▸ Exercise objective
Write every entry out again exactly, please, and skip the pictures.

━━━━━ Raw records ━━━━━

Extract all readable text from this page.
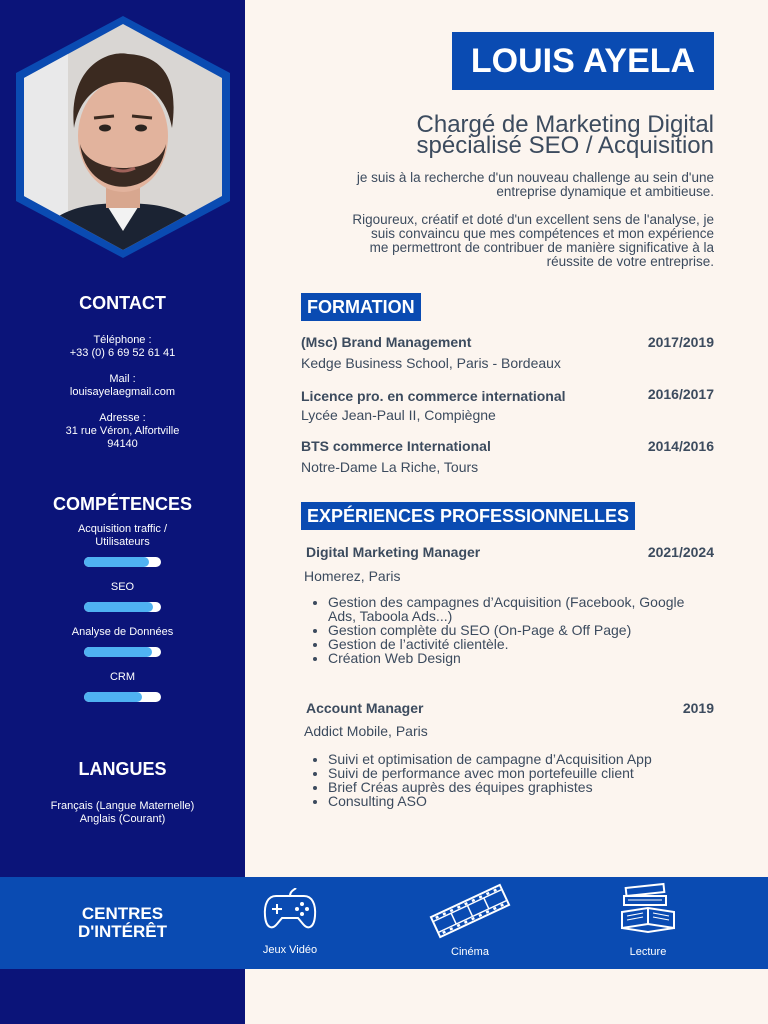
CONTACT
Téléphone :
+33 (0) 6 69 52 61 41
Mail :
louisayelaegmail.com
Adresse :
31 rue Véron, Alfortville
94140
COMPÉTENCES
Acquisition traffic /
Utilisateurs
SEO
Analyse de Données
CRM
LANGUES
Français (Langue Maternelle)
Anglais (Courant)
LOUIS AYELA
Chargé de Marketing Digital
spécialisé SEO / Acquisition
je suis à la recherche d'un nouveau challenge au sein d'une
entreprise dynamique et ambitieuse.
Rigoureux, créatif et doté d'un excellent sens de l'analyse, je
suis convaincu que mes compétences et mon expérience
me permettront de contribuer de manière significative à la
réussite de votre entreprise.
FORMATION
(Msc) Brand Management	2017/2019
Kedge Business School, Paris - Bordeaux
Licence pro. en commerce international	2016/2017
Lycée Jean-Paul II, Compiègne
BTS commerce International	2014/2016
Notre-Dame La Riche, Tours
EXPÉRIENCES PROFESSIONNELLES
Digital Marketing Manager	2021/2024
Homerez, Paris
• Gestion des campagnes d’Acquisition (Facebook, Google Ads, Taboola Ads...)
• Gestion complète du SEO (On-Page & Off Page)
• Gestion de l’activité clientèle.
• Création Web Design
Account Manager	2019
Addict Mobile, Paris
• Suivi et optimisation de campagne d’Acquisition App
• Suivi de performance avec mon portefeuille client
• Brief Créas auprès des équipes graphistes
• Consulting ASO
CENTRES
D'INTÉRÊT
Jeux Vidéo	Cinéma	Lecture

━━━━━

▸ Answer to this problem
Extract all readable text from this page.
CONTACT
Téléphone :
+33 (0) 6 69 52 61 41
Mail :
louisayelaegmail.com
Adresse :
31 rue Véron, Alfortville
94140
COMPÉTENCES
Acquisition traffic /
Utilisateurs
SEO
Analyse de Données
CRM
LANGUES
Français (Langue Maternelle)
Anglais (Courant)
LOUIS AYELA
Chargé de Marketing Digital
spécialisé SEO / Acquisition
je suis à la recherche d'un nouveau challenge au sein d'une
entreprise dynamique et ambitieuse.
Rigoureux, créatif et doté d'un excellent sens de l'analyse, je
suis convaincu que mes compétences et mon expérience
me permettront de contribuer de manière significative à la
réussite de votre entreprise.
FORMATION
(Msc) Brand Management	2017/2019
Kedge Business School, Paris - Bordeaux
Licence pro. en commerce international	2016/2017
Lycée Jean-Paul II, Compiègne
BTS commerce International	2014/2016
Notre-Dame La Riche, Tours
EXPÉRIENCES PROFESSIONNELLES
Digital Marketing Manager	2021/2024
Homerez, Paris
• Gestion des campagnes d’Acquisition (Facebook, Google Ads, Taboola Ads...)
• Gestion complète du SEO (On-Page & Off Page)
• Gestion de l’activité clientèle.
• Création Web Design
Account Manager	2019
Addict Mobile, Paris
• Suivi et optimisation de campagne d’Acquisition App
• Suivi de performance avec mon portefeuille client
• Brief Créas auprès des équipes graphistes
• Consulting ASO
CENTRES
D'INTÉRÊT
Jeux Vidéo	Cinéma	Lecture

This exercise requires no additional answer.